**TASK REQUIREMENTS:** Show every line of the data that contains the string "previous".
====== RECORDS SHOWN
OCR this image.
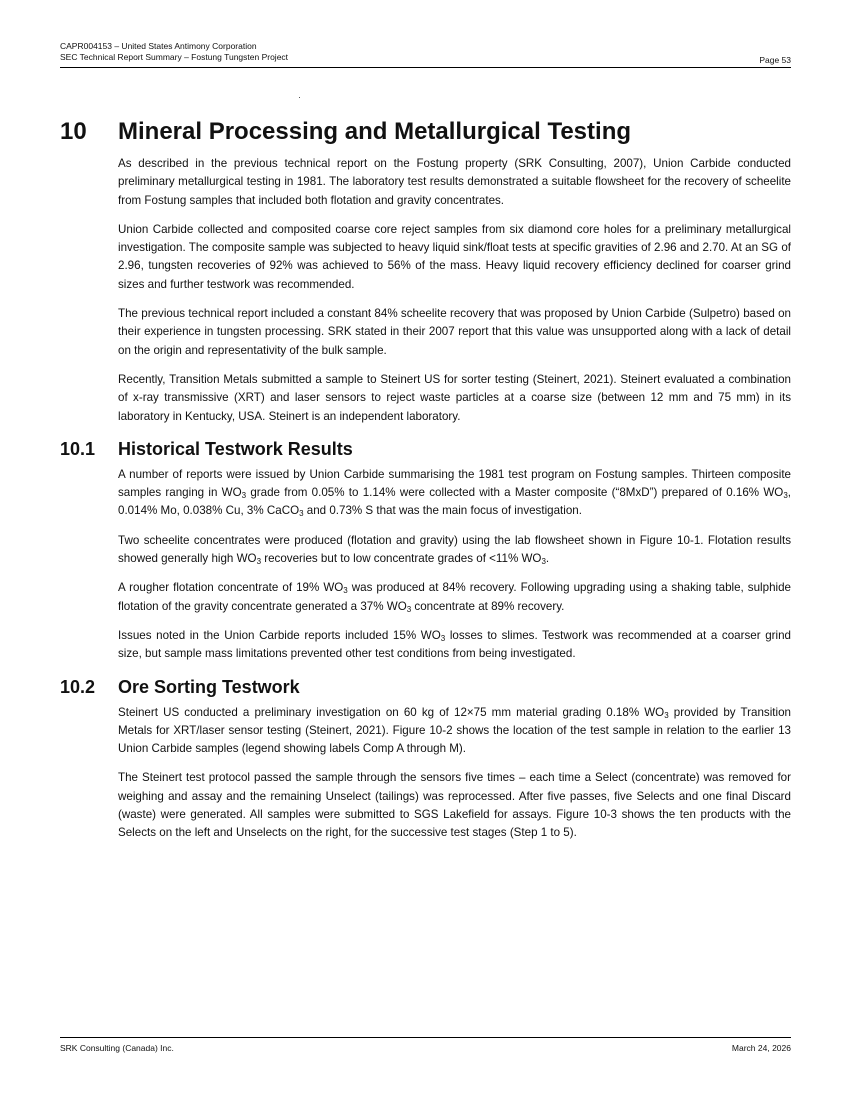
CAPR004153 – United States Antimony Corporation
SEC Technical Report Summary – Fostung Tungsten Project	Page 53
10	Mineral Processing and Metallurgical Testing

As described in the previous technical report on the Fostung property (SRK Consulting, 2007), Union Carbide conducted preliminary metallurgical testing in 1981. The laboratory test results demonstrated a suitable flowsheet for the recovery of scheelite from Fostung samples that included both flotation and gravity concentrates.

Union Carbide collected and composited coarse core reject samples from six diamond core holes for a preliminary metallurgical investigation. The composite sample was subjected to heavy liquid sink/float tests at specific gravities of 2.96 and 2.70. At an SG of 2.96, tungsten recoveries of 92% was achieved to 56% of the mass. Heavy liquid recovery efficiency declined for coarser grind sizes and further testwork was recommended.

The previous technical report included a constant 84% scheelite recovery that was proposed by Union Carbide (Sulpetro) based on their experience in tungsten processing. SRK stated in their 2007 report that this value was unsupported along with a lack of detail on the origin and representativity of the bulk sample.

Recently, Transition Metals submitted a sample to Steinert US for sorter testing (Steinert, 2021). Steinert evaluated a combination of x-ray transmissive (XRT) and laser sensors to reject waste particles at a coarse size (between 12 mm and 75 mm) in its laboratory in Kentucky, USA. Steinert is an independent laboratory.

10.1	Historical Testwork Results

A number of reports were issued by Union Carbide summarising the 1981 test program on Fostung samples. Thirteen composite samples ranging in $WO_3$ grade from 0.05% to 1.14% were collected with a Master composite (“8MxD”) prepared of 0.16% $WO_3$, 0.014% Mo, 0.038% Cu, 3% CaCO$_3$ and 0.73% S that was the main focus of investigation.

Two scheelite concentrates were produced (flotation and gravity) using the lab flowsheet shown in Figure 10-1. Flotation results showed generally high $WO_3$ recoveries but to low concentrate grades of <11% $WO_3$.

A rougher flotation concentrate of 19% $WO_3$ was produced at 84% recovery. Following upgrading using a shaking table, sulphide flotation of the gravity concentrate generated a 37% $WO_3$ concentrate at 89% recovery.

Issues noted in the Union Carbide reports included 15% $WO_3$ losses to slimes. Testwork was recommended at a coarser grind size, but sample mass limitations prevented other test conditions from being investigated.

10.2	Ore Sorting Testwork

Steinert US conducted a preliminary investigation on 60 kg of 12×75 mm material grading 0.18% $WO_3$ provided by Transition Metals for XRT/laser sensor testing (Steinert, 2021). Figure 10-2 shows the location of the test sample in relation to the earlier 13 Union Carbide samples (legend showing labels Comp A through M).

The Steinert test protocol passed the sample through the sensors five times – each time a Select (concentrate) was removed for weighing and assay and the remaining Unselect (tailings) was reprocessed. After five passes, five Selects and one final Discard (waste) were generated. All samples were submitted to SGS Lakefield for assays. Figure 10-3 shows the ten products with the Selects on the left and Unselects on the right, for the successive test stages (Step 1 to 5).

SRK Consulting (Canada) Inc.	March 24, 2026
============
**RESULT OF THIS TASK:**
As described in the previous technical report on the Fostung property (SRK Consulting, 2007), Union Carbide conducted preliminary metallurgical testing in 1981. The laboratory test results demonstrated a suitable flowsheet for the recovery of scheelite from Fostung samples that included both flotation and gravity concentrates.
The previous technical report included a constant 84% scheelite recovery that was proposed by Union Carbide (Sulpetro) based on their experience in tungsten processing. SRK stated in their 2007 report that this value was unsupported along with a lack of detail on the origin and representativity of the bulk sample.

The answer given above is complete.